● **YOUR GOAL**: Skip the pictures. Transcribe the rest of the data below without changing a word.

(Figure record listings)
#####
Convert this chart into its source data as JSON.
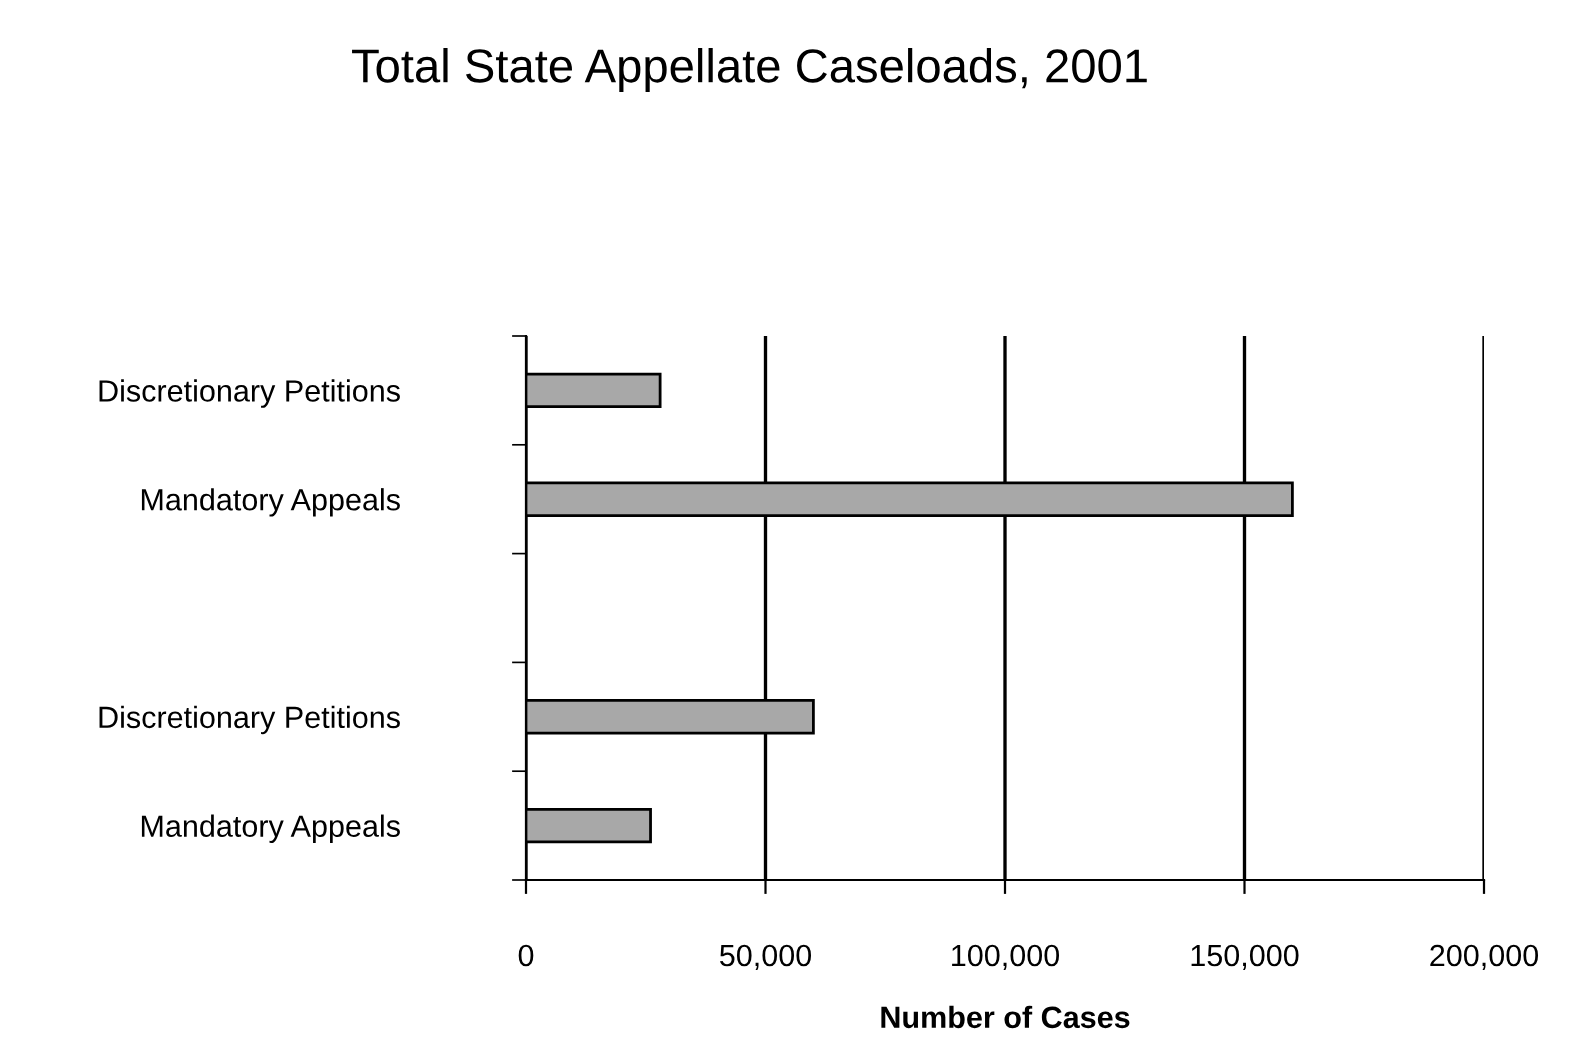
{
  "chart_data": {
    "type": "bar",
    "orientation": "horizontal",
    "title": "Total State Appellate Caseloads, 2001",
    "xlabel": "Number of Cases",
    "categories": [
      "Discretionary Petitions",
      "Mandatory Appeals",
      null,
      "Discretionary Petitions",
      "Mandatory Appeals"
    ],
    "values": [
      28000,
      160000,
      null,
      60000,
      26000
    ],
    "color": "#a8a8a8",
    "xlim": [
      0,
      200000
    ],
    "xticks": [
      {
        "value": 0,
        "label": "0"
      },
      {
        "value": 50000,
        "label": "50,000"
      },
      {
        "value": 100000,
        "label": "100,000"
      },
      {
        "value": 150000,
        "label": "150,000"
      },
      {
        "value": 200000,
        "label": "200,000"
      }
    ],
    "grid": "x",
    "legend": false
  }
}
#####
● **SOLUTION TO THIS TASK**:
Convert this chart into its source data as JSON.
{
  "chart_data": {
    "type": "bar",
    "orientation": "horizontal",
    "title": "Total State Appellate Caseloads, 2001",
    "xlabel": "Number of Cases",
    "categories": [
      "Discretionary Petitions",
      "Mandatory Appeals",
      null,
      "Discretionary Petitions",
      "Mandatory Appeals"
    ],
    "values": [
      28000,
      160000,
      null,
      60000,
      26000
    ],
    "color": "#a8a8a8",
    "xlim": [
      0,
      200000
    ],
    "xticks": [
      {
        "value": 0,
        "label": "0"
      },
      {
        "value": 50000,
        "label": "50,000"
      },
      {
        "value": 100000,
        "label": "100,000"
      },
      {
        "value": 150000,
        "label": "150,000"
      },
      {
        "value": 200000,
        "label": "200,000"
      }
    ],
    "grid": "x",
    "legend": false
  }
}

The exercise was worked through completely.